■ GIVEN RECORDS ■

------------------------

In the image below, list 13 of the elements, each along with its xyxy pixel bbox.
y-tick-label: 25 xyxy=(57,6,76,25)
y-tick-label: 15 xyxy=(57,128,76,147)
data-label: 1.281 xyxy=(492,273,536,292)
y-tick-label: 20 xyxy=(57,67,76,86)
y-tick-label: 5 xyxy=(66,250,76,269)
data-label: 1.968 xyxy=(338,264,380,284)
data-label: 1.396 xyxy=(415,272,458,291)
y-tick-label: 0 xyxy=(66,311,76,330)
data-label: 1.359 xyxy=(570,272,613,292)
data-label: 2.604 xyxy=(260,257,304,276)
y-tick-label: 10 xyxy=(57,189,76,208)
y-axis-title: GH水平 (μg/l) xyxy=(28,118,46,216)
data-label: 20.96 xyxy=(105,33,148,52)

------------------------

■ WRITTEN PROBLEM ■
Retype every line of the listing above word for word.

■ OUTPUT OF THE TASK ■
In the image below, list 13 of the elements, each along with its xyxy pixel bbox.
y-tick-label: 25 xyxy=(57,6,76,25)
y-tick-label: 15 xyxy=(57,128,76,147)
data-label: 1.281 xyxy=(492,273,536,292)
y-tick-label: 20 xyxy=(57,67,76,86)
y-tick-label: 5 xyxy=(66,250,76,269)
data-label: 1.968 xyxy=(338,264,380,284)
data-label: 1.396 xyxy=(415,272,458,291)
y-tick-label: 0 xyxy=(66,311,76,330)
data-label: 1.359 xyxy=(570,272,613,292)
data-label: 2.604 xyxy=(260,257,304,276)
y-tick-label: 10 xyxy=(57,189,76,208)
y-axis-title: GH水平 (μg/l) xyxy=(28,118,46,216)
data-label: 20.96 xyxy=(105,33,148,52)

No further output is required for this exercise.